_TASK TO COMPLETE:_ Every record must appear in your copy exactly as written, with no pictures.

#####

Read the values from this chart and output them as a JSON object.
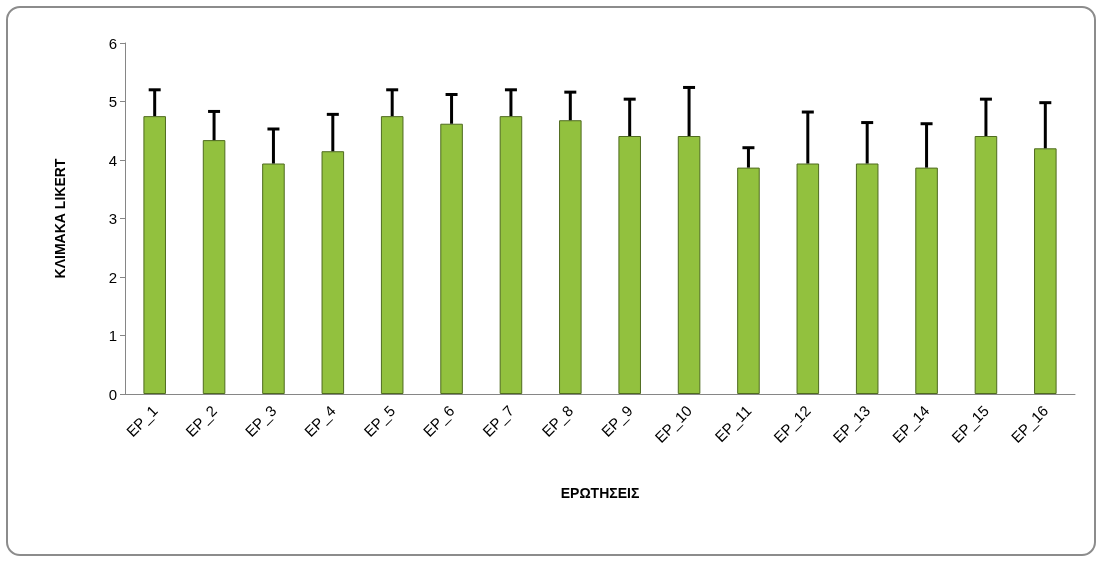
{
  "chart_data": {
    "type": "bar",
    "xlabel": "ΕΡΩΤΗΣΕΙΣ",
    "ylabel": "ΚΛΙΜΑΚΑ LIKERT",
    "categories": [
      "ΕΡ_1",
      "ΕΡ_2",
      "ΕΡ_3",
      "ΕΡ_4",
      "ΕΡ_5",
      "ΕΡ_6",
      "ΕΡ_7",
      "ΕΡ_8",
      "ΕΡ_9",
      "ΕΡ_10",
      "ΕΡ_11",
      "ΕΡ_12",
      "ΕΡ_13",
      "ΕΡ_14",
      "ΕΡ_15",
      "ΕΡ_16"
    ],
    "values": [
      4.75,
      4.34,
      3.94,
      4.15,
      4.75,
      4.62,
      4.75,
      4.68,
      4.41,
      4.41,
      3.87,
      3.94,
      3.94,
      3.87,
      4.41,
      4.2
    ],
    "errors": [
      [
        4.75,
        5.2
      ],
      [
        4.34,
        4.83
      ],
      [
        3.94,
        4.53
      ],
      [
        4.15,
        4.78
      ],
      [
        4.75,
        5.2
      ],
      [
        4.62,
        5.12
      ],
      [
        4.75,
        5.2
      ],
      [
        4.68,
        5.16
      ],
      [
        4.41,
        5.04
      ],
      [
        4.41,
        5.24
      ],
      [
        3.87,
        4.21
      ],
      [
        3.94,
        4.82
      ],
      [
        3.94,
        4.64
      ],
      [
        3.87,
        4.62
      ],
      [
        4.41,
        5.04
      ],
      [
        4.2,
        4.98
      ]
    ],
    "color": "#92c13e",
    "ylim": [
      0,
      6
    ],
    "yticks": [
      0,
      1,
      2,
      3,
      4,
      5,
      6
    ],
    "grid": false
  }
}
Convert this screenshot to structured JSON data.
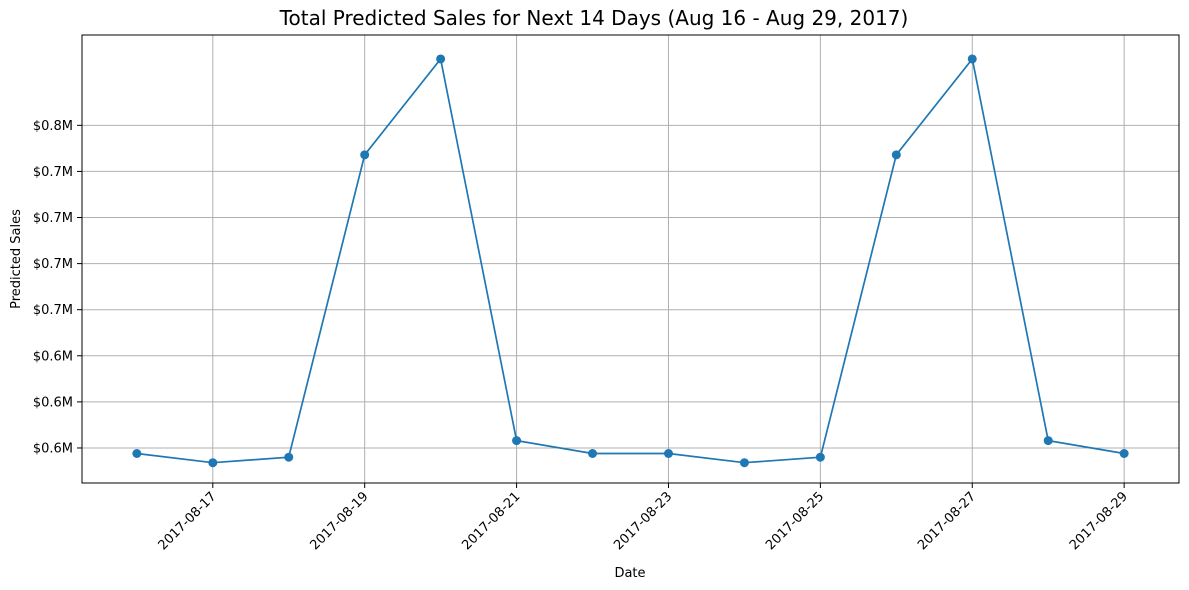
{
  "chart_data": {
    "type": "line",
    "title": "Total Predicted Sales for Next 14 Days (Aug 16 - Aug 29, 2017)",
    "xlabel": "Date",
    "ylabel": "Predicted Sales",
    "grid": true,
    "legend": "none",
    "color": "#1f77b4",
    "x": [
      "2017-08-16",
      "2017-08-17",
      "2017-08-18",
      "2017-08-19",
      "2017-08-20",
      "2017-08-21",
      "2017-08-22",
      "2017-08-23",
      "2017-08-24",
      "2017-08-25",
      "2017-08-26",
      "2017-08-27",
      "2017-08-28",
      "2017-08-29"
    ],
    "series": [
      {
        "values": [
          0.597,
          0.592,
          0.595,
          0.759,
          0.811,
          0.604,
          0.597,
          0.597,
          0.592,
          0.595,
          0.759,
          0.811,
          0.604,
          0.597
        ]
      }
    ],
    "ylim": [
      0.581,
      0.824
    ],
    "y_ticks": [
      0.6,
      0.625,
      0.65,
      0.675,
      0.7,
      0.725,
      0.75,
      0.775
    ],
    "y_tick_labels": [
      "$0.6M",
      "$0.6M",
      "$0.6M",
      "$0.7M",
      "$0.7M",
      "$0.7M",
      "$0.7M",
      "$0.8M"
    ],
    "x_ticks": [
      "2017-08-17",
      "2017-08-19",
      "2017-08-21",
      "2017-08-23",
      "2017-08-25",
      "2017-08-27",
      "2017-08-29"
    ]
  }
}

#####

_ANSWER TO THE TASK:_
Read the values from this chart and output them as a JSON object.
{
  "chart_data": {
    "type": "bar",
    "xlabel": "ΕΡΩΤΗΣΕΙΣ",
    "ylabel": "ΚΛΙΜΑΚΑ LIKERT",
    "categories": [
      "ΕΡ_1",
      "ΕΡ_2",
      "ΕΡ_3",
      "ΕΡ_4",
      "ΕΡ_5",
      "ΕΡ_6",
      "ΕΡ_7",
      "ΕΡ_8",
      "ΕΡ_9",
      "ΕΡ_10",
      "ΕΡ_11",
      "ΕΡ_12",
      "ΕΡ_13",
      "ΕΡ_14",
      "ΕΡ_15",
      "ΕΡ_16"
    ],
    "values": [
      4.75,
      4.34,
      3.94,
      4.15,
      4.75,
      4.62,
      4.75,
      4.68,
      4.41,
      4.41,
      3.87,
      3.94,
      3.94,
      3.87,
      4.41,
      4.2
    ],
    "errors": [
      [
        4.75,
        5.2
      ],
      [
        4.34,
        4.83
      ],
      [
        3.94,
        4.53
      ],
      [
        4.15,
        4.78
      ],
      [
        4.75,
        5.2
      ],
      [
        4.62,
        5.12
      ],
      [
        4.75,
        5.2
      ],
      [
        4.68,
        5.16
      ],
      [
        4.41,
        5.04
      ],
      [
        4.41,
        5.24
      ],
      [
        3.87,
        4.21
      ],
      [
        3.94,
        4.82
      ],
      [
        3.94,
        4.64
      ],
      [
        3.87,
        4.62
      ],
      [
        4.41,
        5.04
      ],
      [
        4.2,
        4.98
      ]
    ],
    "color": "#92c13e",
    "ylim": [
      0,
      6
    ],
    "yticks": [
      0,
      1,
      2,
      3,
      4,
      5,
      6
    ],
    "grid": false
  }
}
Convert this screenshot to structured JSON data.
{
  "chart_data": {
    "type": "line",
    "title": "Total Predicted Sales for Next 14 Days (Aug 16 - Aug 29, 2017)",
    "xlabel": "Date",
    "ylabel": "Predicted Sales",
    "grid": true,
    "legend": "none",
    "color": "#1f77b4",
    "x": [
      "2017-08-16",
      "2017-08-17",
      "2017-08-18",
      "2017-08-19",
      "2017-08-20",
      "2017-08-21",
      "2017-08-22",
      "2017-08-23",
      "2017-08-24",
      "2017-08-25",
      "2017-08-26",
      "2017-08-27",
      "2017-08-28",
      "2017-08-29"
    ],
    "series": [
      {
        "values": [
          0.597,
          0.592,
          0.595,
          0.759,
          0.811,
          0.604,
          0.597,
          0.597,
          0.592,
          0.595,
          0.759,
          0.811,
          0.604,
          0.597
        ]
      }
    ],
    "ylim": [
      0.581,
      0.824
    ],
    "y_ticks": [
      0.6,
      0.625,
      0.65,
      0.675,
      0.7,
      0.725,
      0.75,
      0.775
    ],
    "y_tick_labels": [
      "$0.6M",
      "$0.6M",
      "$0.6M",
      "$0.7M",
      "$0.7M",
      "$0.7M",
      "$0.7M",
      "$0.8M"
    ],
    "x_ticks": [
      "2017-08-17",
      "2017-08-19",
      "2017-08-21",
      "2017-08-23",
      "2017-08-25",
      "2017-08-27",
      "2017-08-29"
    ]
  }
}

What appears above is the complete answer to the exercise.